Traduisez en anglais cette phrase de l'extrait sur les photographies de Milton-Parc : « Seule une lecture approfondie permet de saisir les objectifs, les significations et les effets dans toutes leurs nuances. »

++++ Extrait à lire

Ce succès s’est appuyé en partie sur la vie sociale, l’esprit communautaire et le caractère architectural documentés par les photographes de façon si éclatante durant la Phase 1 du plan de rénovation de Concordia Estates. Les activistes de Milton-Parc se sont efforcés de sauver à la fois les édifices et la communauté, comme l’illustrent clairement les photographies de Gutsche et Miller. Par ailleurs, Gutsche a exprimé son inquiétude quant au fait qu’aujourd’hui, les images sont parfois perçues comme étant purement documentaires – comme si elle et Miller avaient surtout considéré leurs photos comme un moyen de préserver le souvenir de la communauté, dans l’éventualité où les habitations seraient perdues. Mais ce n’était pas le cas. « Cela n’avait rien à voir avec de la documentation, a-t-elle affirmé. Nous aurions de tout coeur préféré avoir sauvé les édifices et ne pas avoir les photographies. S’il y avait eu un choix à faire. »
Seule une lecture approfondie permet de saisir les objectifs, les significations et les effets dans toutes leurs nuances. En regardant au-delà du cadre photographique et de la brève période de production des images, il devient possible d’extraire celles-ci du discours strictement artistique pour les intégrer à un discours plus social et politique. Les “sous-titres riches” obtenus par le jumelage des archives – en particulier avec les témoignages d’histoire orale – constituent une des façons de révéler ce contexte plus large.
Francesca Russello Ammon a développé cette recherche lorsqu’elle était au CCA en 2016-2017, dans le cadre du Programme de recherche multidisciplinaire L’architecture et/pour la photographie, avec le soutien financier de la Andrew W. Mellon Foundation.

++++++++
++++ Données fournies

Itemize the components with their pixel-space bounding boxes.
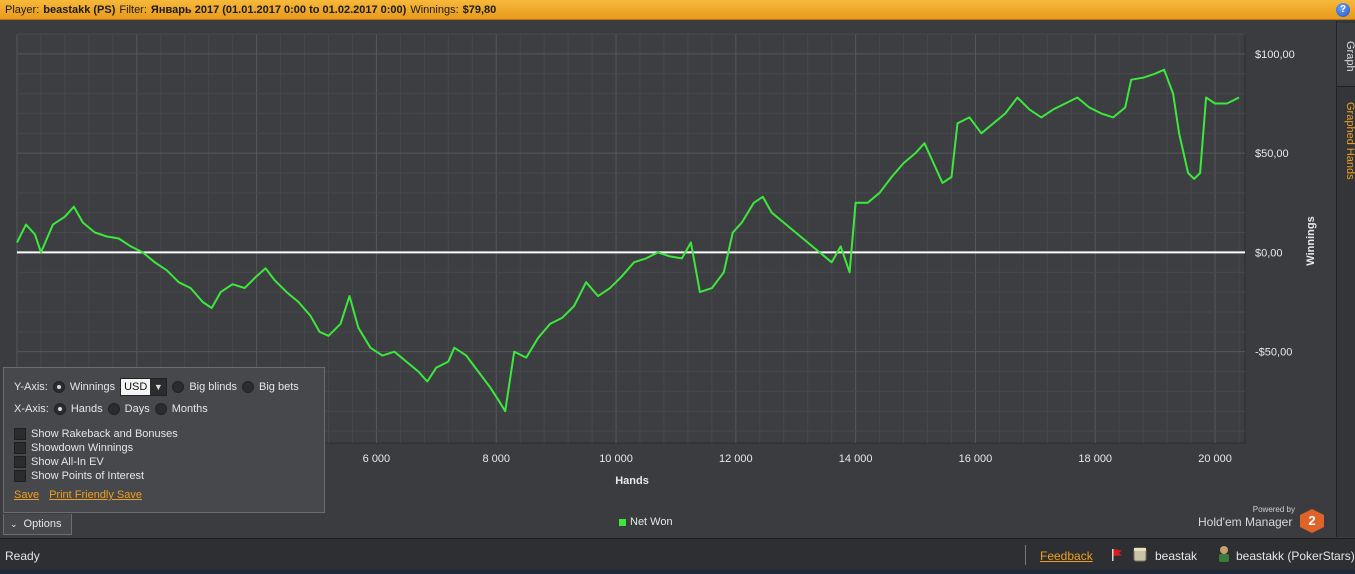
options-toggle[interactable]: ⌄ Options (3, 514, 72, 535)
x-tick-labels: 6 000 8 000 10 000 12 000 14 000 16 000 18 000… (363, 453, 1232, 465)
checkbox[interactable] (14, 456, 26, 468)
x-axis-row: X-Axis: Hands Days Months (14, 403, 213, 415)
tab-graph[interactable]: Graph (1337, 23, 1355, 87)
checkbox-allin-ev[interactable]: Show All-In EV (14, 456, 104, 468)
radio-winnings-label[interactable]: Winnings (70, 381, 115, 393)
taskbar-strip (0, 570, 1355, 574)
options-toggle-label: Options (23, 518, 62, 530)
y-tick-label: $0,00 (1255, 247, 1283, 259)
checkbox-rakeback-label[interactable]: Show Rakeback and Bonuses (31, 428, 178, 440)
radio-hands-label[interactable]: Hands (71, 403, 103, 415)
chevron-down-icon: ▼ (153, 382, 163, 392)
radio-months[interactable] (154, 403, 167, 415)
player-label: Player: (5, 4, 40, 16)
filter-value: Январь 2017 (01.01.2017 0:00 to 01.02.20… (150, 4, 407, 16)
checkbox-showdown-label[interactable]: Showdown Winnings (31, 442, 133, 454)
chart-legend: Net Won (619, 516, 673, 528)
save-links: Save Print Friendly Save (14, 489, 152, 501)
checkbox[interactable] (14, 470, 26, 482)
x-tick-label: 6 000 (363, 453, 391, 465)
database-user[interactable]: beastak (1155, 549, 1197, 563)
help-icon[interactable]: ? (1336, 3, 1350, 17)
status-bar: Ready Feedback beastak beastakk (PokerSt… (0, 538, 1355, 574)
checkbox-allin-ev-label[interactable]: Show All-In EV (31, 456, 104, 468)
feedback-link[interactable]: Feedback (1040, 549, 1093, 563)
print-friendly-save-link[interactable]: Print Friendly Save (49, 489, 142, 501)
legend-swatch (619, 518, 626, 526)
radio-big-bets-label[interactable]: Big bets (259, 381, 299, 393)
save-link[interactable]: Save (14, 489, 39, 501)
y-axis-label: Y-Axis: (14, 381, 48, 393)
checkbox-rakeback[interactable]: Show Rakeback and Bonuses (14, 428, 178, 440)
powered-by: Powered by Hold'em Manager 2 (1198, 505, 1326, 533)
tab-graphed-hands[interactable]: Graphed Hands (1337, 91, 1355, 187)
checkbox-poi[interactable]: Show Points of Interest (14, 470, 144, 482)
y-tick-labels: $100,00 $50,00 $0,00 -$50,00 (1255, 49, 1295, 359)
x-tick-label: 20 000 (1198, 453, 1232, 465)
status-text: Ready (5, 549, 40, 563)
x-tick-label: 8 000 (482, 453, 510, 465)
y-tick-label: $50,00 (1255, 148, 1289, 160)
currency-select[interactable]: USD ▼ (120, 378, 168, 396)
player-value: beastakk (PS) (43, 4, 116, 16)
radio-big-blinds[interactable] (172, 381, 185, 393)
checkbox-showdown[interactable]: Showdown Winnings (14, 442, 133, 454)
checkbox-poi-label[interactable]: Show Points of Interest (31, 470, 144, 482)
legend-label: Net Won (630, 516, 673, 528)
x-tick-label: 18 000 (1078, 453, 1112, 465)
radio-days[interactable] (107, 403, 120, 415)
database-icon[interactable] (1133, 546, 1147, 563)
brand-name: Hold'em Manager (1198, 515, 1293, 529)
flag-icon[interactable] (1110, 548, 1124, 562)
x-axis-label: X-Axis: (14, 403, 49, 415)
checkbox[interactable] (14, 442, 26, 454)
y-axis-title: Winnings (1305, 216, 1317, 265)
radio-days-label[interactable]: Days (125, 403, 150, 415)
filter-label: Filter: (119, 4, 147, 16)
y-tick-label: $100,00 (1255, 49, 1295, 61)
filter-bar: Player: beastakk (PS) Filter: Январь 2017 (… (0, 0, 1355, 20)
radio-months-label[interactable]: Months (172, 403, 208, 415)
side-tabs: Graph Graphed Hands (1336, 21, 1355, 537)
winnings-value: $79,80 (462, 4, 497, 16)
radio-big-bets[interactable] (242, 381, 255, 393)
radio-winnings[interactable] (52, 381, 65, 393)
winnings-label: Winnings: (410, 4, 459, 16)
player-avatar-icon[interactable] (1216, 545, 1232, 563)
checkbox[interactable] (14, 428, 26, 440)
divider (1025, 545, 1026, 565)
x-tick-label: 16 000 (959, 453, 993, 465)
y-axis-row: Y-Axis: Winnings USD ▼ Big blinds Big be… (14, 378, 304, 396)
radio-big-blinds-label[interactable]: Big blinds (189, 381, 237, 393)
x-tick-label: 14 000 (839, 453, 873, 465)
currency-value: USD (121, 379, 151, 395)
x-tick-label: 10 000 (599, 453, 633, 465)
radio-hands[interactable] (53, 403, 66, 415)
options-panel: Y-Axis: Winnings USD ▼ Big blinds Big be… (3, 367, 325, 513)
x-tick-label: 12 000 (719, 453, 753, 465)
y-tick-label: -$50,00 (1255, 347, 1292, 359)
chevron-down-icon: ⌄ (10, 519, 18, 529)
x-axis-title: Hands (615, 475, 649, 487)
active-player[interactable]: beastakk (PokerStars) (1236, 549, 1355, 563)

++++++++
++++ Données fournies

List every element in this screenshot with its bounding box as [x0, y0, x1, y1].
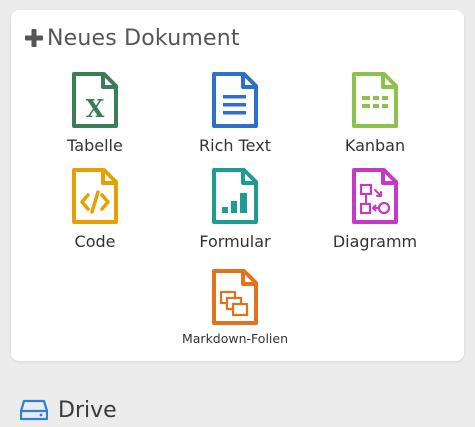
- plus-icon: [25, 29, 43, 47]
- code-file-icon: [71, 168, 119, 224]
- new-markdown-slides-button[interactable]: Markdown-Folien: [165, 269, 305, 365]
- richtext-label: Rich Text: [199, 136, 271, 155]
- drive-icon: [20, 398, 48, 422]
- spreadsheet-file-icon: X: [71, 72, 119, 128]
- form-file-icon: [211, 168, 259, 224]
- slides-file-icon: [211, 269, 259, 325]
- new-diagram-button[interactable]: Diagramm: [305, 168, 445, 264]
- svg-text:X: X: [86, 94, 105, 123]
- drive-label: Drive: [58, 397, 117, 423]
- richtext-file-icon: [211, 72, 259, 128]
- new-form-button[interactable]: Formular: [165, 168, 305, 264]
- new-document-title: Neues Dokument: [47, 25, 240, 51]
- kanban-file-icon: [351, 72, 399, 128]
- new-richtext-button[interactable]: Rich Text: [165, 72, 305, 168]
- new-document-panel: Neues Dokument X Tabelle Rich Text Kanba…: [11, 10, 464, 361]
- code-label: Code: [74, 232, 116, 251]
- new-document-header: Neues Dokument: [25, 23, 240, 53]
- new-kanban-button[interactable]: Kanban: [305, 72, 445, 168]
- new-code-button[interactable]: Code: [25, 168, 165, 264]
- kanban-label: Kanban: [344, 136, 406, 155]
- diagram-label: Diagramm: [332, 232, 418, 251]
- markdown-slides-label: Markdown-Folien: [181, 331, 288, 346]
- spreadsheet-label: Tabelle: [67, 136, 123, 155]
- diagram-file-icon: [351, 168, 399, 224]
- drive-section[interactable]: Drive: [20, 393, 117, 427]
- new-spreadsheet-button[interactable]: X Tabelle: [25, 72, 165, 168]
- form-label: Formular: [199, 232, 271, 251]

++++++++

§ **Corrigé**
Only an in-depth reading makes it possible to grasp the aims, meanings, and effects in all their nuances.